Output every line exactly as written. Leave out pictures.
────────
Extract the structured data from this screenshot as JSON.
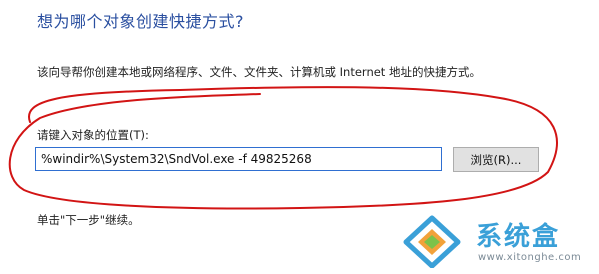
{
  "dialog": {
    "title": "想为哪个对象创建快捷方式?",
    "description": "该向导帮你创建本地或网络程序、文件、文件夹、计算机或 Internet 地址的快捷方式。",
    "location_label": "请键入对象的位置(T):",
    "location_value": "%windir%\\System32\\SndVol.exe -f 49825268",
    "browse_label": "浏览(R)...",
    "footer": "单击\"下一步\"继续。"
  },
  "watermark": {
    "brand": "系统盒",
    "url": "www.xitonghe.com"
  },
  "colors": {
    "title": "#2a4fa0",
    "annotation": "#d21414",
    "input_border": "#2f6fd1",
    "watermark_brand": "#3aa0d8"
  }
}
────────
> **Solution to this exercise**
Extract the structured data from this screenshot as JSON.
{
  "dialog": {
    "title": "想为哪个对象创建快捷方式?",
    "description": "该向导帮你创建本地或网络程序、文件、文件夹、计算机或 Internet 地址的快捷方式。",
    "location_label": "请键入对象的位置(T):",
    "location_value": "%windir%\\System32\\SndVol.exe -f 49825268",
    "browse_label": "浏览(R)...",
    "footer": "单击\"下一步\"继续。"
  },
  "watermark": {
    "brand": "系统盒",
    "url": "www.xitonghe.com"
  },
  "colors": {
    "title": "#2a4fa0",
    "annotation": "#d21414",
    "input_border": "#2f6fd1",
    "watermark_brand": "#3aa0d8"
  }
}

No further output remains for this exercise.